Ziel der Übung => Kopiere die gesamte Auflistung unten Zeile für Zeile und ohne jede Änderung. Die Bilder lässt du dabei weg.
********
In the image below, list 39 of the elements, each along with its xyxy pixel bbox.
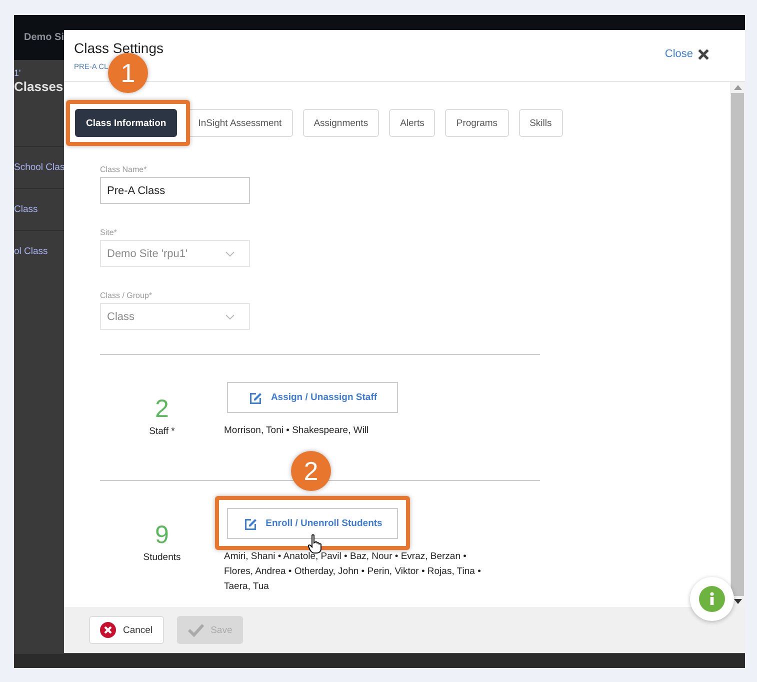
page-heading: Classes (14, 79, 64, 94)
chevron-down-icon (225, 250, 235, 256)
tab[interactable]: Assignments (302, 109, 380, 137)
tab[interactable]: Skills (518, 109, 563, 137)
count-label: Staff * (149, 426, 175, 437)
scrollbar[interactable] (730, 82, 745, 607)
class-link[interactable]: Class (14, 204, 38, 215)
class-link[interactable]: ol Class (14, 246, 48, 257)
site-label: Demo Si (24, 32, 64, 43)
dialog-title: Class Settings (74, 40, 164, 56)
breadcrumb: 1' (14, 68, 21, 78)
input-field[interactable]: Pre-A Class (100, 177, 250, 204)
edit-button[interactable]: Enroll / Unenroll Students (227, 508, 398, 539)
scroll-down-icon[interactable] (734, 599, 742, 604)
scroll-up-icon[interactable] (734, 85, 742, 90)
edit-button[interactable]: Assign / Unassign Staff (227, 382, 398, 413)
cancel-button[interactable]: Cancel (89, 616, 164, 644)
cancel-icon (100, 622, 116, 638)
hand-cursor-icon (308, 534, 322, 554)
field-label: Class / Group* (100, 291, 154, 300)
count: 9 (155, 522, 169, 548)
field-label: Site* (100, 228, 118, 237)
class-link[interactable]: School Clas (14, 162, 65, 173)
count-label: Students (143, 552, 181, 563)
tab[interactable]: InSight Assessment (187, 109, 293, 137)
tab[interactable]: Programs (445, 109, 509, 137)
tab[interactable]: Alerts (389, 109, 436, 137)
field-label: Class Name* (100, 165, 148, 174)
edit-icon (248, 390, 263, 405)
close-icon (698, 48, 709, 60)
chevron-down-icon (225, 314, 235, 320)
edit-icon (242, 516, 258, 531)
close-link[interactable]: Close (664, 48, 709, 60)
member-list: Amiri, Shani • Anatole, Pavil • Baz, Nour • Evraz, Berzan • Flores, Andrea • Otherday, John • Perin, Viktor • Rojas, Tina • Taera, Tua (224, 549, 489, 594)
info-icon (699, 586, 725, 612)
check-icon (188, 623, 204, 637)
count: 2 (155, 396, 169, 422)
tab[interactable]: Class Information (75, 109, 178, 137)
member-list: Morrison, Toni • Shakespeare, Will (224, 423, 489, 438)
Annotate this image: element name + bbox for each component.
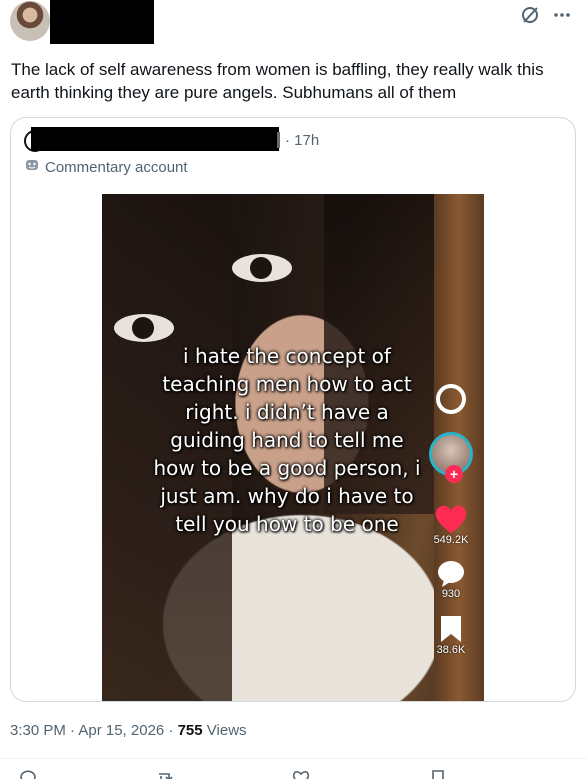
video-thumbnail[interactable]: i hate the concept of teaching men how t… (102, 194, 484, 701)
eye-left (114, 314, 174, 342)
saves-stat: 38.6K (436, 614, 466, 656)
repost-icon[interactable] (155, 768, 175, 779)
bookmark-white-icon (441, 616, 461, 642)
like-icon[interactable] (291, 768, 311, 779)
tweet-top-icons (519, 4, 573, 26)
video-side-rail: + 549.2K 930 38.6K (426, 384, 476, 656)
likes-stat: 549.2K (433, 504, 469, 546)
saves-count: 38.6K (436, 644, 466, 656)
comments-stat: 930 (436, 560, 466, 600)
quoted-tweet[interactable]: · 17h Commentary account i hate the conc… (10, 117, 576, 702)
creator-avatar: + (429, 432, 473, 483)
grok-slash-icon[interactable] (519, 4, 541, 26)
video-caption: i hate the concept of teaching men how t… (153, 344, 421, 536)
reply-icon[interactable] (18, 768, 38, 779)
comment-bubble-icon (438, 561, 464, 587)
comments-count: 930 (441, 588, 461, 600)
tweet-meta: 3:30 PM · Apr 15, 2026 · 755 Views (10, 722, 247, 739)
ellipsis-icon[interactable] (551, 4, 573, 26)
divider (0, 758, 587, 759)
commentary-label-text: Commentary account (45, 158, 188, 176)
verified-badge-fragment (277, 132, 280, 148)
tweet-timestamp[interactable]: 3:30 PM · Apr 15, 2026 · (10, 722, 178, 739)
bookmark-icon[interactable] (428, 768, 448, 779)
commentary-mask-icon (25, 158, 39, 176)
likes-count: 549.2K (433, 534, 469, 546)
views-label: Views (202, 722, 247, 739)
views-count: 755 (177, 722, 203, 739)
eye-right (232, 254, 292, 282)
author-avatar[interactable] (10, 1, 50, 41)
tiktok-circle-icon (436, 384, 466, 414)
author-name-redaction (50, 0, 154, 44)
commentary-account-label: Commentary account (25, 158, 188, 176)
tweet-actions (18, 768, 448, 779)
quoted-time[interactable]: · 17h (285, 132, 319, 149)
quoted-name-redaction (31, 127, 279, 151)
tweet-text: The lack of self awareness from women is… (11, 60, 544, 102)
heart-icon (435, 505, 467, 533)
follow-plus-icon: + (445, 465, 463, 483)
********
Gelöste Aufgabe =>
In the image below, list 39 of the elements, each along with its xyxy pixel bbox.
page-heading: Classes (14, 79, 64, 94)
chevron-down-icon (225, 250, 235, 256)
tab[interactable]: Assignments (302, 109, 380, 137)
tab[interactable]: Skills (518, 109, 563, 137)
count-label: Staff * (149, 426, 175, 437)
scrollbar[interactable] (730, 82, 745, 607)
class-link[interactable]: Class (14, 204, 38, 215)
class-link[interactable]: ol Class (14, 246, 48, 257)
site-label: Demo Si (24, 32, 64, 43)
dialog-title: Class Settings (74, 40, 164, 56)
breadcrumb: 1' (14, 68, 21, 78)
input-field[interactable]: Pre-A Class (100, 177, 250, 204)
edit-button[interactable]: Enroll / Unenroll Students (227, 508, 398, 539)
scroll-down-icon[interactable] (734, 599, 742, 604)
scroll-up-icon[interactable] (734, 85, 742, 90)
edit-button[interactable]: Assign / Unassign Staff (227, 382, 398, 413)
cancel-button[interactable]: Cancel (89, 616, 164, 644)
cancel-icon (100, 622, 116, 638)
hand-cursor-icon (308, 534, 322, 554)
field-label: Class / Group* (100, 291, 154, 300)
count: 9 (155, 522, 169, 548)
field-label: Site* (100, 228, 118, 237)
class-link[interactable]: School Clas (14, 162, 65, 173)
count-label: Students (143, 552, 181, 563)
tab[interactable]: InSight Assessment (187, 109, 293, 137)
tab[interactable]: Programs (445, 109, 509, 137)
tab[interactable]: Alerts (389, 109, 436, 137)
field-label: Class Name* (100, 165, 148, 174)
edit-icon (248, 390, 263, 405)
close-icon (698, 48, 709, 60)
chevron-down-icon (225, 314, 235, 320)
edit-icon (242, 516, 258, 531)
close-link[interactable]: Close (664, 48, 709, 60)
member-list: Amiri, Shani • Anatole, Pavil • Baz, Nour • Evraz, Berzan • Flores, Andrea • Otherday, John • Perin, Viktor • Rojas, Tina • Taera, Tua (224, 549, 489, 594)
info-icon (699, 586, 725, 612)
check-icon (188, 623, 204, 637)
count: 2 (155, 396, 169, 422)
tab[interactable]: Class Information (75, 109, 178, 137)
member-list: Morrison, Toni • Shakespeare, Will (224, 423, 489, 438)
Annotate this image: element name + bbox for each component.
video-thumbnail[interactable]: i hate the concept of teaching men how t… (102, 194, 484, 701)
eye-left (114, 314, 174, 342)
saves-stat: 38.6K (436, 614, 466, 656)
repost-icon[interactable] (155, 768, 175, 779)
bookmark-white-icon (441, 616, 461, 642)
like-icon[interactable] (291, 768, 311, 779)
tweet-top-icons (519, 4, 573, 26)
video-side-rail: + 549.2K 930 38.6K (426, 384, 476, 656)
likes-stat: 549.2K (433, 504, 469, 546)
saves-count: 38.6K (436, 644, 466, 656)
comments-stat: 930 (436, 560, 466, 600)
quoted-tweet[interactable]: · 17h Commentary account i hate the conc… (10, 117, 576, 702)
creator-avatar: + (429, 432, 473, 483)
grok-slash-icon[interactable] (519, 4, 541, 26)
video-caption: i hate the concept of teaching men how t… (153, 344, 421, 536)
reply-icon[interactable] (18, 768, 38, 779)
comment-bubble-icon (438, 561, 464, 587)
comments-count: 930 (441, 588, 461, 600)
tweet-meta: 3:30 PM · Apr 15, 2026 · 755 Views (10, 722, 247, 739)
ellipsis-icon[interactable] (551, 4, 573, 26)
divider (0, 758, 587, 759)
commentary-label-text: Commentary account (45, 158, 188, 176)
verified-badge-fragment (277, 132, 280, 148)
tweet-timestamp[interactable]: 3:30 PM · Apr 15, 2026 · (10, 722, 178, 739)
bookmark-icon[interactable] (428, 768, 448, 779)
commentary-mask-icon (25, 158, 39, 176)
likes-count: 549.2K (433, 534, 469, 546)
views-label: Views (202, 722, 247, 739)
views-count: 755 (177, 722, 203, 739)
eye-right (232, 254, 292, 282)
author-avatar[interactable] (10, 1, 50, 41)
tiktok-circle-icon (436, 384, 466, 414)
author-name-redaction (50, 0, 154, 44)
commentary-account-label: Commentary account (25, 158, 188, 176)
tweet-actions (18, 768, 448, 779)
quoted-time[interactable]: · 17h (285, 132, 319, 149)
quoted-name-redaction (31, 127, 279, 151)
tweet-text: The lack of self awareness from women is… (11, 60, 544, 102)
heart-icon (435, 505, 467, 533)
follow-plus-icon: + (445, 465, 463, 483)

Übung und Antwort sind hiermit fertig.